_EXERCISE REQUIREMENTS_
In the entries, find all lines that hold the word "structured" and copy them.

Start SUPPLIED MATERIAL

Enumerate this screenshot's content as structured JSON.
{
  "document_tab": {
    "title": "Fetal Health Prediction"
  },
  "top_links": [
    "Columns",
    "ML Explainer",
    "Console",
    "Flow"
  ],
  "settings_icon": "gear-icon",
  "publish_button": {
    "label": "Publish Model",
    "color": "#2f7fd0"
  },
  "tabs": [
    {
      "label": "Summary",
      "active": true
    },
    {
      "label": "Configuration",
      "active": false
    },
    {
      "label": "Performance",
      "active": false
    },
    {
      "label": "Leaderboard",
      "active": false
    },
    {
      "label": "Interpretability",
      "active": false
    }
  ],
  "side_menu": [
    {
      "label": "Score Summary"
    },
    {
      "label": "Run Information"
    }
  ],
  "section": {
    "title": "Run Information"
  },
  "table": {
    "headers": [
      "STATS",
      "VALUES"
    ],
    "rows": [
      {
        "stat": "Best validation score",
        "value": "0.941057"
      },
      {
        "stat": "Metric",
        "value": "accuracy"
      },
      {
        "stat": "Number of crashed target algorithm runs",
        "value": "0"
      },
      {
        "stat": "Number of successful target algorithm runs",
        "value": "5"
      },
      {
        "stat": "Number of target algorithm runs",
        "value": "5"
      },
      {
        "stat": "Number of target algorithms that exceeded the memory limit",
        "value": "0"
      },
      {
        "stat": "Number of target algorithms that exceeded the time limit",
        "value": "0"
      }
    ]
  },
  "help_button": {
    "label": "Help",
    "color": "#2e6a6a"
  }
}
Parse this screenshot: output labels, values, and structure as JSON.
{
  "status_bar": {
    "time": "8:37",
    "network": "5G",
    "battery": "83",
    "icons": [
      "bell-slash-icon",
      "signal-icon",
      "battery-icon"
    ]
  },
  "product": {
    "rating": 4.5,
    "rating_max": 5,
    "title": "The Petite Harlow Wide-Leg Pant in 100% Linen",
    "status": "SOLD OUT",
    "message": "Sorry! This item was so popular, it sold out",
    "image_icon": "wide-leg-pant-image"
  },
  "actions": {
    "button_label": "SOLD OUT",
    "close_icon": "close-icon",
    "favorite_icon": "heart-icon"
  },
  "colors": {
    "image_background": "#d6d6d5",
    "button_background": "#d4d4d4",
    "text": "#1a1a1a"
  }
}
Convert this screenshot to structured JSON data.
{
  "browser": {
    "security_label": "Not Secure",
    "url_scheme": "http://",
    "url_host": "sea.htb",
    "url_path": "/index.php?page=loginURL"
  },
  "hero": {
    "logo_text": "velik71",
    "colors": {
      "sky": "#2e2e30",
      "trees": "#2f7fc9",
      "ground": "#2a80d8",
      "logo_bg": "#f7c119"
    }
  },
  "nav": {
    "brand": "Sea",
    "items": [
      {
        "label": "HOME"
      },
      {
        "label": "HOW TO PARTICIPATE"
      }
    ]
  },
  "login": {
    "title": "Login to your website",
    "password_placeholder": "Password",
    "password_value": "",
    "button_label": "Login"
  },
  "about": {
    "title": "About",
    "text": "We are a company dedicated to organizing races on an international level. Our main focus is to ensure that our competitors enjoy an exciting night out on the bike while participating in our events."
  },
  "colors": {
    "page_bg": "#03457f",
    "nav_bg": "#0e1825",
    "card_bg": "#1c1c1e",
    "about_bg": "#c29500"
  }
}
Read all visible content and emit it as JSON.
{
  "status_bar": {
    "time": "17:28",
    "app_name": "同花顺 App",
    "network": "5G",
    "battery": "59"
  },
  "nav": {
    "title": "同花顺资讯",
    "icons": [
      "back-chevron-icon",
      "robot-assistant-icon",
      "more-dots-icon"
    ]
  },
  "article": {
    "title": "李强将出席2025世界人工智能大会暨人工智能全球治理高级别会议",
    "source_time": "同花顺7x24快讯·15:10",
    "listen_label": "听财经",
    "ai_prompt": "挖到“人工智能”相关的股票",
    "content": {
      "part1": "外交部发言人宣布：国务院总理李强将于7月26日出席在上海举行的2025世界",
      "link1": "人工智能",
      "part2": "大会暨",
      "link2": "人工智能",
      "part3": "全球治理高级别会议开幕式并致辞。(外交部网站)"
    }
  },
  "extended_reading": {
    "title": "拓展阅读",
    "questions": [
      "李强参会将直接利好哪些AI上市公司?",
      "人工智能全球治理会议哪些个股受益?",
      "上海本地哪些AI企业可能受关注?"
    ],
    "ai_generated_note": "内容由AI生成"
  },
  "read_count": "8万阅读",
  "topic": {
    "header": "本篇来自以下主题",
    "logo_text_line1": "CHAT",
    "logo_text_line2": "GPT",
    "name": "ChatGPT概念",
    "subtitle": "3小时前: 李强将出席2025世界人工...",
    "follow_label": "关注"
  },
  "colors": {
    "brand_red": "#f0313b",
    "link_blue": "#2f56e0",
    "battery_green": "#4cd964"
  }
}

End SUPPLIED MATERIAL

_OUTPUT OF THE TASK_
Enumerate this screenshot's content as structured JSON.
Convert this screenshot to structured JSON data.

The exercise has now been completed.